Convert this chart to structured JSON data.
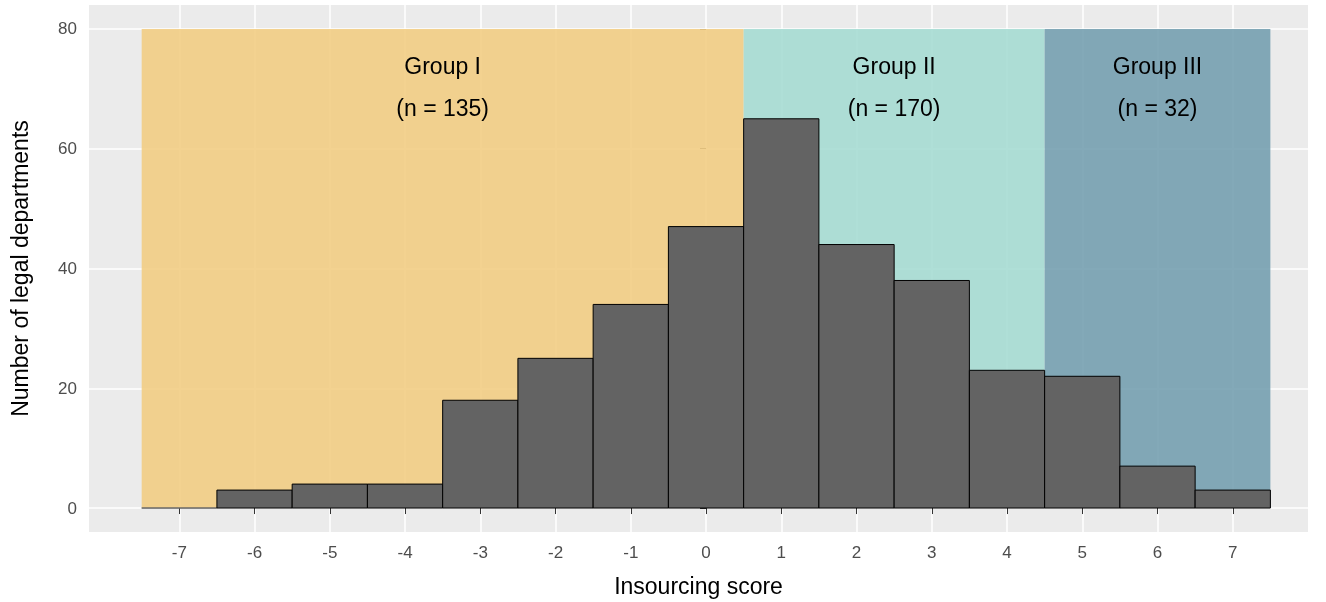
{
  "chart_data": {
    "type": "histogram",
    "xlabel": "Insourcing score",
    "ylabel": "Number of legal departments",
    "bins": [
      -7.5,
      -6.5,
      -5.5,
      -4.5,
      -3.5,
      -2.5,
      -1.5,
      -0.5,
      0.5,
      1.5,
      2.5,
      3.5,
      4.5,
      5.5,
      6.5,
      7.5
    ],
    "values": [
      0,
      3,
      4,
      4,
      18,
      25,
      34,
      47,
      65,
      44,
      38,
      23,
      22,
      7,
      3
    ],
    "color": "#636363",
    "xlim": [
      -8.2,
      8
    ],
    "xticks": [
      -7,
      -6,
      -5,
      -4,
      -3,
      -2,
      -1,
      0,
      1,
      2,
      3,
      4,
      5,
      6,
      7
    ],
    "ylim": [
      -4,
      84
    ],
    "yticks": [
      0,
      20,
      40,
      60,
      80
    ],
    "grid": true,
    "bands": [
      {
        "axis": "x",
        "from": -7.5,
        "to": 0.5,
        "label": "Group I\n(n = 135)",
        "color": "#f2cd84"
      },
      {
        "axis": "x",
        "from": 0.5,
        "to": 4.5,
        "label": "Group II\n(n = 170)",
        "color": "#a6dbd3"
      },
      {
        "axis": "x",
        "from": 4.5,
        "to": 7.5,
        "label": "Group III\n(n = 32)",
        "color": "#76a0b0"
      }
    ]
  }
}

★ ★ ★ ★ ★

EXERCISE DETAILS: Reproduce the full listing faithfully, but do not carry over any pictures.

SOLUTION BELOW:
Convert this chart to structured JSON data.
{
  "chart_data": {
    "type": "histogram",
    "xlabel": "Insourcing score",
    "ylabel": "Number of legal departments",
    "bins": [
      -7.5,
      -6.5,
      -5.5,
      -4.5,
      -3.5,
      -2.5,
      -1.5,
      -0.5,
      0.5,
      1.5,
      2.5,
      3.5,
      4.5,
      5.5,
      6.5,
      7.5
    ],
    "values": [
      0,
      3,
      4,
      4,
      18,
      25,
      34,
      47,
      65,
      44,
      38,
      23,
      22,
      7,
      3
    ],
    "color": "#636363",
    "xlim": [
      -8.2,
      8
    ],
    "xticks": [
      -7,
      -6,
      -5,
      -4,
      -3,
      -2,
      -1,
      0,
      1,
      2,
      3,
      4,
      5,
      6,
      7
    ],
    "ylim": [
      -4,
      84
    ],
    "yticks": [
      0,
      20,
      40,
      60,
      80
    ],
    "grid": true,
    "bands": [
      {
        "axis": "x",
        "from": -7.5,
        "to": 0.5,
        "label": "Group I\n(n = 135)",
        "color": "#f2cd84"
      },
      {
        "axis": "x",
        "from": 0.5,
        "to": 4.5,
        "label": "Group II\n(n = 170)",
        "color": "#a6dbd3"
      },
      {
        "axis": "x",
        "from": 4.5,
        "to": 7.5,
        "label": "Group III\n(n = 32)",
        "color": "#76a0b0"
      }
    ]
  }
}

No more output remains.